Written request: Provide the count of lines that hold "camera" and no other output.

Dataset records:
────────────────────
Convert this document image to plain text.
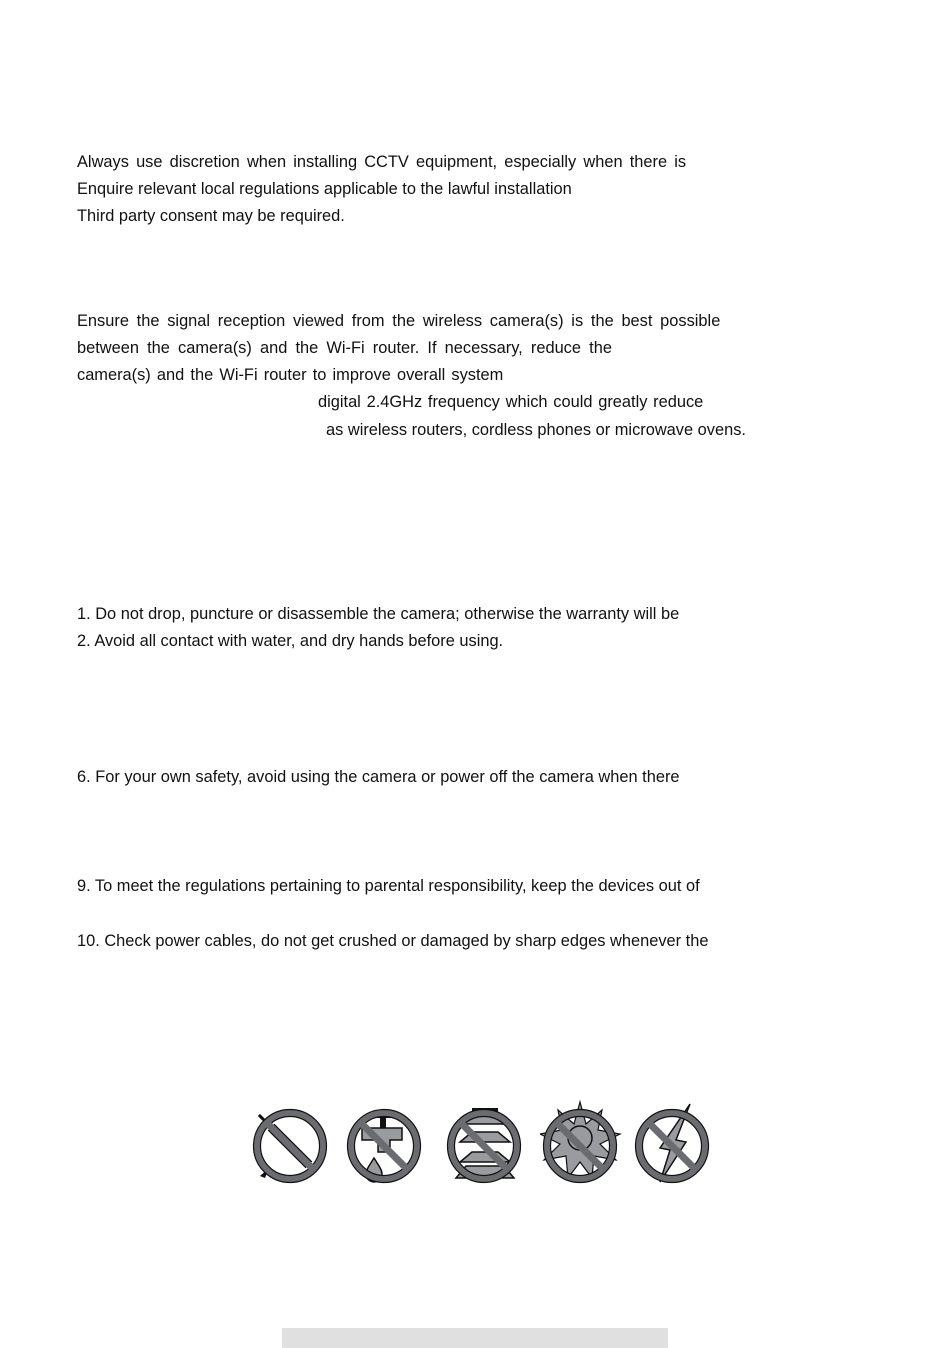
Always use discretion when installing CCTV equipment, especially when there is
Enquire relevant local regulations applicable to the lawful installation
Third party consent may be required.
Ensure the signal reception viewed from the wireless camera(s) is the best possible
between the camera(s) and the Wi-Fi router. If necessary, reduce the
camera(s) and the Wi-Fi router to improve overall system
digital 2.4GHz frequency which could greatly reduce
as wireless routers, cordless phones or microwave ovens.
1. Do not drop, puncture or disassemble the camera; otherwise the warranty will be
2. Avoid all contact with water, and dry hands before using.
6. For your own safety, avoid using the camera or power off the camera when there
9. To meet the regulations pertaining to parental responsibility, keep the devices out of
10. Check power cables, do not get crushed or damaged by sharp edges whenever the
────────────────────
Worked solution: 5